What to work on
Write out the passage on President Trump's coronavirus diagnosis word for word, from "President Trump’s critics" up to and including "the Supreme Court.".

Quoted passage
+---+

Omar’s fellow Squad member Rep. Rashida Tlaib tweeted after the president’s diagnosis announcement that “He only cares about himself and his life, NOT those around him or the people he took an oath to protect. Too many lives lost because of his deadly lies.”
President Trump’s critics accused him of endangering others, in addition to himself and those immediately around him, by traveling across the country for meetings and campaign rallies, often without wearing a mask. They pointed particularly to the White House event held in the Rose Garden on September 26th when President Trump announced before a packed audience his nomination of Judge Amy Coney Barrett to replace the late Justice Ruth Bader Ginsburg on the Supreme Court.
At least eight people who attended the ceremony have tested positive for the coronavirus, including Republican senators, the president of Notre Dame, former New Jersey governor Chris Christie and several of the president’s closest aides and advisers. However, the Atlantic, without any solid medical evidence, went too far in characterizing the Rose Garden event as “a super-spreading catastrophe.” Just because several individuals attending the Rose Garden event tested positive for the coronavirus does not necessarily mean that the event itself caused the spread of the virus. Correlation is not the same thing as causation.

+---+

Stored dataset items
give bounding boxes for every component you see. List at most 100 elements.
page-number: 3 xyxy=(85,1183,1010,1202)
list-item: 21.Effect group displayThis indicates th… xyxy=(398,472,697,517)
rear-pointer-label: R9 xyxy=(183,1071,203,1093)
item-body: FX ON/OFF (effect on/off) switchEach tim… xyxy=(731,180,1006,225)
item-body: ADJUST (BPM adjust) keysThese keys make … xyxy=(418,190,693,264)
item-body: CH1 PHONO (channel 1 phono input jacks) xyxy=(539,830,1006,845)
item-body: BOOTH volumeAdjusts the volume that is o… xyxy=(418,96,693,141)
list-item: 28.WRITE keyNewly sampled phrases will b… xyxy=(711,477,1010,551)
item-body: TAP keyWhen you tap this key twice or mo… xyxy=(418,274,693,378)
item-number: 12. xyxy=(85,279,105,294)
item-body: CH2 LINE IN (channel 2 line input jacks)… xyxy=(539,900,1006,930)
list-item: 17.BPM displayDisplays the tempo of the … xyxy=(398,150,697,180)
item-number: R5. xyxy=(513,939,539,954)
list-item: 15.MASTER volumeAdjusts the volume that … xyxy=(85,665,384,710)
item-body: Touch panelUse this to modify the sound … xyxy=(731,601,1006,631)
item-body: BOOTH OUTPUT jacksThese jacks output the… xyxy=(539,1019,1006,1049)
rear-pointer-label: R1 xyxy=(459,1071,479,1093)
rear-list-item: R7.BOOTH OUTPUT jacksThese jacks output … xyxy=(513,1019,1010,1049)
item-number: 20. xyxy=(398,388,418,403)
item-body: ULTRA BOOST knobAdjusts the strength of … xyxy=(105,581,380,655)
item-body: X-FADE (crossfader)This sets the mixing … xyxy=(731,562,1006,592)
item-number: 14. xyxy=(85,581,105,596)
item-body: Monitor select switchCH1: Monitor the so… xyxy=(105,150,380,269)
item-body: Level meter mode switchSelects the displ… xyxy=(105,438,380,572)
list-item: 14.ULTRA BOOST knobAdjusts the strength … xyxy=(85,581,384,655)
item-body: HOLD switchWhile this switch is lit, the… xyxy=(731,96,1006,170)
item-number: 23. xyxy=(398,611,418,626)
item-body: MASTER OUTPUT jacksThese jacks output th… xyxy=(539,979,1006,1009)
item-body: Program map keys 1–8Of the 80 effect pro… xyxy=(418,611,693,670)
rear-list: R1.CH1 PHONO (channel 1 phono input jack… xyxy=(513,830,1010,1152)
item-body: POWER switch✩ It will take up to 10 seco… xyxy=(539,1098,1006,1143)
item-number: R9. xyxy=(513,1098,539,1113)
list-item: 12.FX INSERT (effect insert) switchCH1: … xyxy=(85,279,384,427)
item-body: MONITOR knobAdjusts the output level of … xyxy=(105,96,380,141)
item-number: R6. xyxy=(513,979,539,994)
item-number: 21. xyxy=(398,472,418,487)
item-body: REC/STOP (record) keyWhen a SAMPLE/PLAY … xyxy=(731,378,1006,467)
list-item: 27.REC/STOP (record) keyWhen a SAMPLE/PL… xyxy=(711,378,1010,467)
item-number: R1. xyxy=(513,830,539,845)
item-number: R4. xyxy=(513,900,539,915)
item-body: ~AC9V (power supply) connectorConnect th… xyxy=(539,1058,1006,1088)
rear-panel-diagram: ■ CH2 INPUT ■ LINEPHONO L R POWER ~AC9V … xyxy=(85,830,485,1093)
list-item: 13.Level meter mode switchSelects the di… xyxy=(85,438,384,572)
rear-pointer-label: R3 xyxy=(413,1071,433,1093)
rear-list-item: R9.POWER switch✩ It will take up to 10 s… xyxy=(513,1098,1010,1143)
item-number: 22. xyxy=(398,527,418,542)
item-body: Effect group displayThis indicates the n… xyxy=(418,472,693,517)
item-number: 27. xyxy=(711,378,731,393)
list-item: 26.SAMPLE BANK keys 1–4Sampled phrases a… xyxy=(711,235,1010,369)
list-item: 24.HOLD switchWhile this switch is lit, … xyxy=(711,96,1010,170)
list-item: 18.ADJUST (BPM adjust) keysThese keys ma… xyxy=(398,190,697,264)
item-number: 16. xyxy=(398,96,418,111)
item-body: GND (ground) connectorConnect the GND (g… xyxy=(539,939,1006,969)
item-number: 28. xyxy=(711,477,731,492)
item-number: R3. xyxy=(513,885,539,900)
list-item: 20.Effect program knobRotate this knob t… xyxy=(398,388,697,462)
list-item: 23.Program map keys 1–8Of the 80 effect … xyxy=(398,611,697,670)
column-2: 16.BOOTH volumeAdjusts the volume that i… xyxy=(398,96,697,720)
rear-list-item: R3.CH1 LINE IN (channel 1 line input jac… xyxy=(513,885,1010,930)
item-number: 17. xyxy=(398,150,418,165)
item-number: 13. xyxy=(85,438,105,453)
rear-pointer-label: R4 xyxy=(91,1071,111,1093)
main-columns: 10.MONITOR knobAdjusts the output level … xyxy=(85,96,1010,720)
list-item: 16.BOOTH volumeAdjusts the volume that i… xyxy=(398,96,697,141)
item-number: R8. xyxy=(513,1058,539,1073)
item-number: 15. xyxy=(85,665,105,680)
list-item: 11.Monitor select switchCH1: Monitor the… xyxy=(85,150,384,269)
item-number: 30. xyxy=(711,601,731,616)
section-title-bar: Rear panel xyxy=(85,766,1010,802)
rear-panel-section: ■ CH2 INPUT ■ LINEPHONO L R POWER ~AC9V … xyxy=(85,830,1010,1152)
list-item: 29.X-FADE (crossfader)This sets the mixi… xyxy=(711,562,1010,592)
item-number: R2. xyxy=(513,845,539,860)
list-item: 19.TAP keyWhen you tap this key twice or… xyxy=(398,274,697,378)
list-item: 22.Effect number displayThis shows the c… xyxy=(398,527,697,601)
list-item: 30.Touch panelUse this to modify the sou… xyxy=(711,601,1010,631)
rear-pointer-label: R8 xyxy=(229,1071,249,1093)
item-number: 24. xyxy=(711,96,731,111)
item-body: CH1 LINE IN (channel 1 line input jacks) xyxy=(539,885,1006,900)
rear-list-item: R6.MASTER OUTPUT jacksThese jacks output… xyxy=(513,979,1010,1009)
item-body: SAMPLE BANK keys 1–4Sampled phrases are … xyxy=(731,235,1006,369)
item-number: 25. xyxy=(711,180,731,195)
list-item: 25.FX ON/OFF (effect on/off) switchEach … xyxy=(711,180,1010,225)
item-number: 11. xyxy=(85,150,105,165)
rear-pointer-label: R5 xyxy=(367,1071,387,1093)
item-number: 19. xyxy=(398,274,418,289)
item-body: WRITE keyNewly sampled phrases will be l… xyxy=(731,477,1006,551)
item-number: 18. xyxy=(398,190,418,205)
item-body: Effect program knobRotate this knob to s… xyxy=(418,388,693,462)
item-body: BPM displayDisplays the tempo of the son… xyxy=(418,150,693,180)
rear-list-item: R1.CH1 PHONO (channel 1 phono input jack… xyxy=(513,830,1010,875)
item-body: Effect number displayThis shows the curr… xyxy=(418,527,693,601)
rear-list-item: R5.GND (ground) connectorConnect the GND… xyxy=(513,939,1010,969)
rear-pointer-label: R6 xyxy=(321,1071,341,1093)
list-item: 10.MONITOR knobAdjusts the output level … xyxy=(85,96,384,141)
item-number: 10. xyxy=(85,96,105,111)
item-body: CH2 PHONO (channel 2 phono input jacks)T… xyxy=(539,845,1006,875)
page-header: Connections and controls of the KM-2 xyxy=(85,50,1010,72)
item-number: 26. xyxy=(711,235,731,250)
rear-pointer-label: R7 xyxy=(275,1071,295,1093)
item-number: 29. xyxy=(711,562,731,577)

+---+

Result below
President Trump’s critics accused him of endangering others, in addition to himself and those immediately around him, by traveling across the country for meetings and campaign rallies, often without wearing a mask. They pointed particularly to the White House event held in the Rose Garden on September 26th when President Trump announced before a packed audience his nomination of Judge Amy Coney Barrett to replace the late Justice Ruth Bader Ginsburg on the Supreme Court.